• EXERCISE REQUIREMENTS:
Using the material below, copy every line where "potrzeby" appears.

Saved data entries:
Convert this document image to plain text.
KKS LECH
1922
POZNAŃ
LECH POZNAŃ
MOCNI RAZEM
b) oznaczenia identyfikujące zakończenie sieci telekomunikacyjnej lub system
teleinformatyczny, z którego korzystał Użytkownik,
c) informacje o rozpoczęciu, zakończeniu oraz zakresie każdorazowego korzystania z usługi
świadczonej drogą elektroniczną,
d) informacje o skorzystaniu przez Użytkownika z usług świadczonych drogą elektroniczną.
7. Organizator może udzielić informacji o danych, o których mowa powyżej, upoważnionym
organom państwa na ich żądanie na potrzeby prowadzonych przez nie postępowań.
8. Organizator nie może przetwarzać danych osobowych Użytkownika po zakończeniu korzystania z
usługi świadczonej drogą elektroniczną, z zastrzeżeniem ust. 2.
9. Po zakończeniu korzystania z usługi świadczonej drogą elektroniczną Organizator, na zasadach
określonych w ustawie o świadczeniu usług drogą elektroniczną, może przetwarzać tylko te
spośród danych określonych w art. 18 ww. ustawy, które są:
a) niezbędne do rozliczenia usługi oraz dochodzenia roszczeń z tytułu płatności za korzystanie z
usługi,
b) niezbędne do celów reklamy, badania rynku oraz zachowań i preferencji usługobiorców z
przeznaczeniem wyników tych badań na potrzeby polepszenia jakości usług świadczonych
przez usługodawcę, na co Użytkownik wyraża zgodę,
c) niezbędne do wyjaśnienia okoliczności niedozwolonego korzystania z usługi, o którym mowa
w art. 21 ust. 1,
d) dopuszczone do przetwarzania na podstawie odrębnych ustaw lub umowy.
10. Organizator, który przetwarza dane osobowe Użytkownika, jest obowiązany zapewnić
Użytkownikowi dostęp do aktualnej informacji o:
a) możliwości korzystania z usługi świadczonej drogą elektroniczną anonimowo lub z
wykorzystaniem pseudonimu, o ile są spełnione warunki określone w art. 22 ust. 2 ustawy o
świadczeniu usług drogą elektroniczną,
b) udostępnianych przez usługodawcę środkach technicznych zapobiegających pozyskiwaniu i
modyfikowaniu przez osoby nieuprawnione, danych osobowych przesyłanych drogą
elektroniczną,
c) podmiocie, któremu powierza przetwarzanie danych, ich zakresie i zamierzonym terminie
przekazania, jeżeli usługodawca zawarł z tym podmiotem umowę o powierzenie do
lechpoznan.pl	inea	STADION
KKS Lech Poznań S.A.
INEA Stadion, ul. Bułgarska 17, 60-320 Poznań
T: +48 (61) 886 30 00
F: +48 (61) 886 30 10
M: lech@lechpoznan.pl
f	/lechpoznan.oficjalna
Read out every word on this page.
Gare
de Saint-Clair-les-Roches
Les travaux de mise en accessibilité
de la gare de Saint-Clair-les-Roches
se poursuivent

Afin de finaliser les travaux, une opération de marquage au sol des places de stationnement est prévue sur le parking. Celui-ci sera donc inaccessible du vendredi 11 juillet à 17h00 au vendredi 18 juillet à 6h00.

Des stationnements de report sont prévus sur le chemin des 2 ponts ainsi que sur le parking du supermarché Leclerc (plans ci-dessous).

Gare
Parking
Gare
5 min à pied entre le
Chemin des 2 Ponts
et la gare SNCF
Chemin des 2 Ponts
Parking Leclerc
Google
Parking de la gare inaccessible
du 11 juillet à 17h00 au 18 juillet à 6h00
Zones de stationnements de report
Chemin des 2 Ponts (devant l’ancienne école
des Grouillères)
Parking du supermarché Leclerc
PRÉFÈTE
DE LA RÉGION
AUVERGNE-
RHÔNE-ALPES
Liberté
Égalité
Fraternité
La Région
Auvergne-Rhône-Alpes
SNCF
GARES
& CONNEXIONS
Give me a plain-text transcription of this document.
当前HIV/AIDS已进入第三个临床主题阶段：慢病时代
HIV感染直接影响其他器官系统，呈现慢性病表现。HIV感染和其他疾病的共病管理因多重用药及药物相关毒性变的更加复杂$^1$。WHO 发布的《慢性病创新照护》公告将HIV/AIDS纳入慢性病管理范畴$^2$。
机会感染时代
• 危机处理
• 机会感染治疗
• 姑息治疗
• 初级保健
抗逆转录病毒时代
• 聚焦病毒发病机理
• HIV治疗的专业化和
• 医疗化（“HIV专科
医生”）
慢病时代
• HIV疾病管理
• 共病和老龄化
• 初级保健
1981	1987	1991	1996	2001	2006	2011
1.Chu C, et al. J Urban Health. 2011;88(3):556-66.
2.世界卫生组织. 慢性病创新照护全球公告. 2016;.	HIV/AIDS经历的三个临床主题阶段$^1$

• RESULT OF THE EXERCISE:
organom państwa na ich żądanie na potrzeby prowadzonych przez nie postępowań.
przeznaczeniem wyników tych badań na potrzeby polepszenia jakości usług świadczonych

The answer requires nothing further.